Copy all the entries below exactly, but not the pictures.

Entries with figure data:
* * * * * * *

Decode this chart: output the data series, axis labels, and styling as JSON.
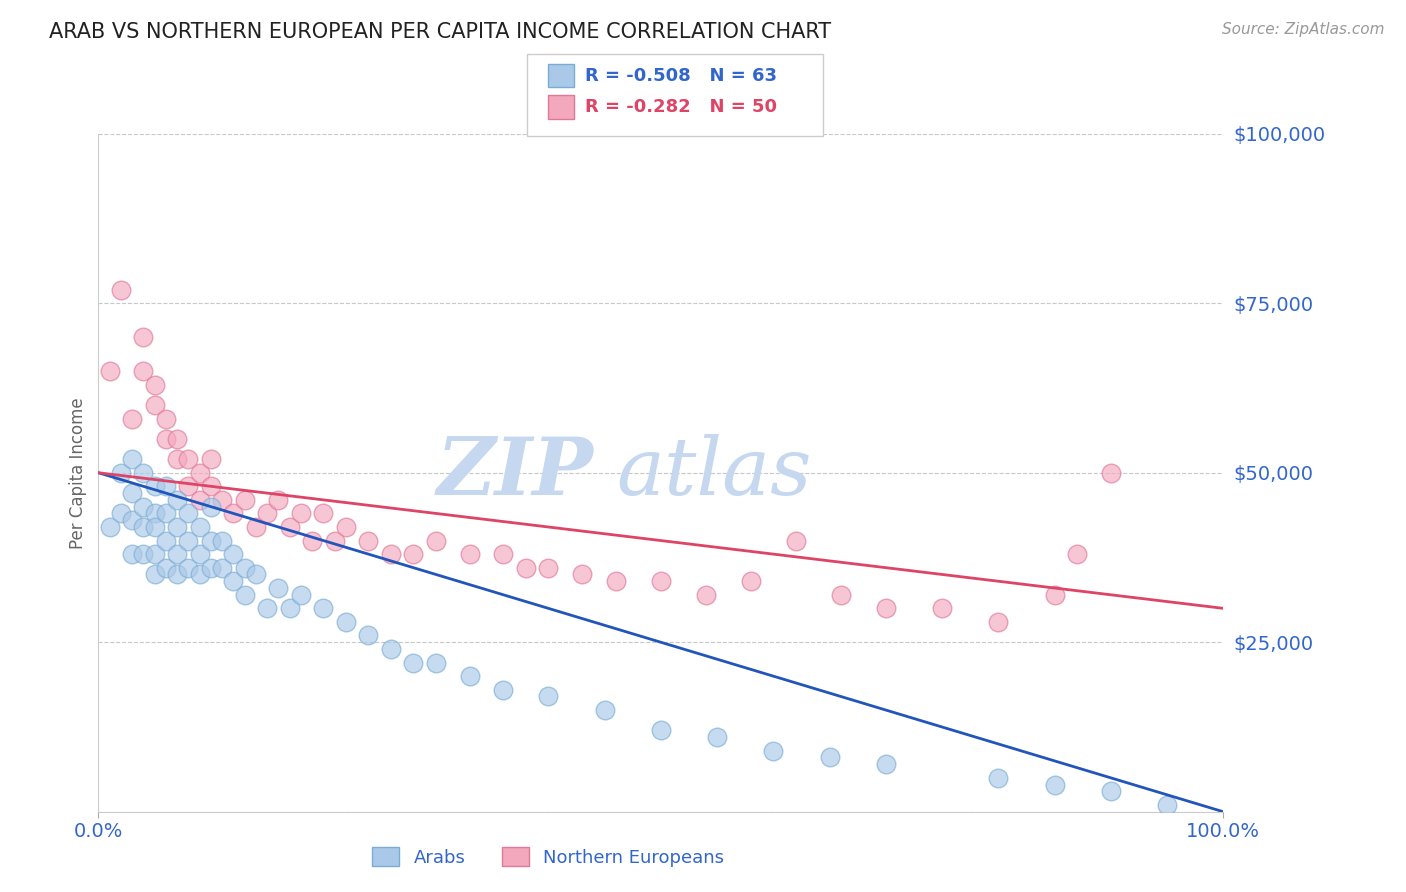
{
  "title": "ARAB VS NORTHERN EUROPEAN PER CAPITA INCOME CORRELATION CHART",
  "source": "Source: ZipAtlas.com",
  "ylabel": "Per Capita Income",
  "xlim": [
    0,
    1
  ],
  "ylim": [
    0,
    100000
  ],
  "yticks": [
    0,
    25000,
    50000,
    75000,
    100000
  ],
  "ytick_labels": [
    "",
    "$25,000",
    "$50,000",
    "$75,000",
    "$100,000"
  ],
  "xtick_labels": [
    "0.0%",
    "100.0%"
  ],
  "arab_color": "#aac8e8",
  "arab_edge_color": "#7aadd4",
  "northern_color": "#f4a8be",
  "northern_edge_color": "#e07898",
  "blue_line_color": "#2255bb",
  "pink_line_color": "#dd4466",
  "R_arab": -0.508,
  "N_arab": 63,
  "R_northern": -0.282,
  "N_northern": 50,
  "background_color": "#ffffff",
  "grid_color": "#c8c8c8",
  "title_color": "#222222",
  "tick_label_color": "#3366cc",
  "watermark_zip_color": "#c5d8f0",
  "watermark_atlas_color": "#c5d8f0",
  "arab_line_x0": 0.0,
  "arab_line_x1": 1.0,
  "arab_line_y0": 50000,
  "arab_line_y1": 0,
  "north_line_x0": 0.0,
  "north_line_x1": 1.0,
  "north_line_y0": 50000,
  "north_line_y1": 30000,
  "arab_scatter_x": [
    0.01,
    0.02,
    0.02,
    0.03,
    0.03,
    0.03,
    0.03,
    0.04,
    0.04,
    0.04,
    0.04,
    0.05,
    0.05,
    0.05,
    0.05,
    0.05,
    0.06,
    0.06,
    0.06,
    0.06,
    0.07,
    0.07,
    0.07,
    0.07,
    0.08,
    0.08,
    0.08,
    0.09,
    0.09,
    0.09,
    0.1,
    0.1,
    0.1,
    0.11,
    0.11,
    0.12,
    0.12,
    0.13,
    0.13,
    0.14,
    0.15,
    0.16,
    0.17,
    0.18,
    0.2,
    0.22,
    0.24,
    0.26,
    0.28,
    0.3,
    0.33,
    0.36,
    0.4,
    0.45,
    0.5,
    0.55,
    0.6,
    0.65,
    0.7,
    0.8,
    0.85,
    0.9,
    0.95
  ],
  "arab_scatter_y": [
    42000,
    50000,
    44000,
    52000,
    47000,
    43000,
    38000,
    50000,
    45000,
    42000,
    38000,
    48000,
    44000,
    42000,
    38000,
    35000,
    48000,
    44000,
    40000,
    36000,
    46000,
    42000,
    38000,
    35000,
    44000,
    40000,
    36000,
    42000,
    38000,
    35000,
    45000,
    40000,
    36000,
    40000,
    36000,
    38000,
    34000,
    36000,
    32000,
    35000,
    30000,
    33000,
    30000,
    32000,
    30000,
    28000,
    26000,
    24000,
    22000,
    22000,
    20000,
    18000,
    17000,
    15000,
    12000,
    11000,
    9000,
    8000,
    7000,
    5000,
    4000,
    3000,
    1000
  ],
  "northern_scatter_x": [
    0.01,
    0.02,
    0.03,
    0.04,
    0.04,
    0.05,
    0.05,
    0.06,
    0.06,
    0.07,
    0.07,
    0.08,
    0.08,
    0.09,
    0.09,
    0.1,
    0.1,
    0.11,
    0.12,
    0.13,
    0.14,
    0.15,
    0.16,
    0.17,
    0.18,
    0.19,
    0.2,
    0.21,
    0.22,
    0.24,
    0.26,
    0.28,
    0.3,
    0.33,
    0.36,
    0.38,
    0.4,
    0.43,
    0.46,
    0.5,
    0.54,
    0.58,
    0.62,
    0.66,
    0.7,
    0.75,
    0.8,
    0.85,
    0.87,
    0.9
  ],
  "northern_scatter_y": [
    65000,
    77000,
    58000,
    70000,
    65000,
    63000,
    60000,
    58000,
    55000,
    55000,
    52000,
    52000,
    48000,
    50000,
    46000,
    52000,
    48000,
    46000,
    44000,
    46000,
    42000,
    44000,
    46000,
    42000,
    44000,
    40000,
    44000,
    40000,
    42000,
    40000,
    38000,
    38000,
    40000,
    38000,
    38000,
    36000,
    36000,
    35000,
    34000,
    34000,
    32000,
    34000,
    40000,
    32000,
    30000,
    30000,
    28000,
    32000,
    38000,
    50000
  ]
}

* * * * * * *

■ **FULL OUTPUT**
Decode this chart: output the data series, axis labels, and styling as JSON.
{
  "title": "ARAB VS NORTHERN EUROPEAN PER CAPITA INCOME CORRELATION CHART",
  "source": "Source: ZipAtlas.com",
  "ylabel": "Per Capita Income",
  "xlim": [
    0,
    1
  ],
  "ylim": [
    0,
    100000
  ],
  "yticks": [
    0,
    25000,
    50000,
    75000,
    100000
  ],
  "ytick_labels": [
    "",
    "$25,000",
    "$50,000",
    "$75,000",
    "$100,000"
  ],
  "xtick_labels": [
    "0.0%",
    "100.0%"
  ],
  "arab_color": "#aac8e8",
  "arab_edge_color": "#7aadd4",
  "northern_color": "#f4a8be",
  "northern_edge_color": "#e07898",
  "blue_line_color": "#2255bb",
  "pink_line_color": "#dd4466",
  "R_arab": -0.508,
  "N_arab": 63,
  "R_northern": -0.282,
  "N_northern": 50,
  "background_color": "#ffffff",
  "grid_color": "#c8c8c8",
  "title_color": "#222222",
  "tick_label_color": "#3366cc",
  "watermark_zip_color": "#c5d8f0",
  "watermark_atlas_color": "#c5d8f0",
  "arab_line_x0": 0.0,
  "arab_line_x1": 1.0,
  "arab_line_y0": 50000,
  "arab_line_y1": 0,
  "north_line_x0": 0.0,
  "north_line_x1": 1.0,
  "north_line_y0": 50000,
  "north_line_y1": 30000,
  "arab_scatter_x": [
    0.01,
    0.02,
    0.02,
    0.03,
    0.03,
    0.03,
    0.03,
    0.04,
    0.04,
    0.04,
    0.04,
    0.05,
    0.05,
    0.05,
    0.05,
    0.05,
    0.06,
    0.06,
    0.06,
    0.06,
    0.07,
    0.07,
    0.07,
    0.07,
    0.08,
    0.08,
    0.08,
    0.09,
    0.09,
    0.09,
    0.1,
    0.1,
    0.1,
    0.11,
    0.11,
    0.12,
    0.12,
    0.13,
    0.13,
    0.14,
    0.15,
    0.16,
    0.17,
    0.18,
    0.2,
    0.22,
    0.24,
    0.26,
    0.28,
    0.3,
    0.33,
    0.36,
    0.4,
    0.45,
    0.5,
    0.55,
    0.6,
    0.65,
    0.7,
    0.8,
    0.85,
    0.9,
    0.95
  ],
  "arab_scatter_y": [
    42000,
    50000,
    44000,
    52000,
    47000,
    43000,
    38000,
    50000,
    45000,
    42000,
    38000,
    48000,
    44000,
    42000,
    38000,
    35000,
    48000,
    44000,
    40000,
    36000,
    46000,
    42000,
    38000,
    35000,
    44000,
    40000,
    36000,
    42000,
    38000,
    35000,
    45000,
    40000,
    36000,
    40000,
    36000,
    38000,
    34000,
    36000,
    32000,
    35000,
    30000,
    33000,
    30000,
    32000,
    30000,
    28000,
    26000,
    24000,
    22000,
    22000,
    20000,
    18000,
    17000,
    15000,
    12000,
    11000,
    9000,
    8000,
    7000,
    5000,
    4000,
    3000,
    1000
  ],
  "northern_scatter_x": [
    0.01,
    0.02,
    0.03,
    0.04,
    0.04,
    0.05,
    0.05,
    0.06,
    0.06,
    0.07,
    0.07,
    0.08,
    0.08,
    0.09,
    0.09,
    0.1,
    0.1,
    0.11,
    0.12,
    0.13,
    0.14,
    0.15,
    0.16,
    0.17,
    0.18,
    0.19,
    0.2,
    0.21,
    0.22,
    0.24,
    0.26,
    0.28,
    0.3,
    0.33,
    0.36,
    0.38,
    0.4,
    0.43,
    0.46,
    0.5,
    0.54,
    0.58,
    0.62,
    0.66,
    0.7,
    0.75,
    0.8,
    0.85,
    0.87,
    0.9
  ],
  "northern_scatter_y": [
    65000,
    77000,
    58000,
    70000,
    65000,
    63000,
    60000,
    58000,
    55000,
    55000,
    52000,
    52000,
    48000,
    50000,
    46000,
    52000,
    48000,
    46000,
    44000,
    46000,
    42000,
    44000,
    46000,
    42000,
    44000,
    40000,
    44000,
    40000,
    42000,
    40000,
    38000,
    38000,
    40000,
    38000,
    38000,
    36000,
    36000,
    35000,
    34000,
    34000,
    32000,
    34000,
    40000,
    32000,
    30000,
    30000,
    28000,
    32000,
    38000,
    50000
  ]
}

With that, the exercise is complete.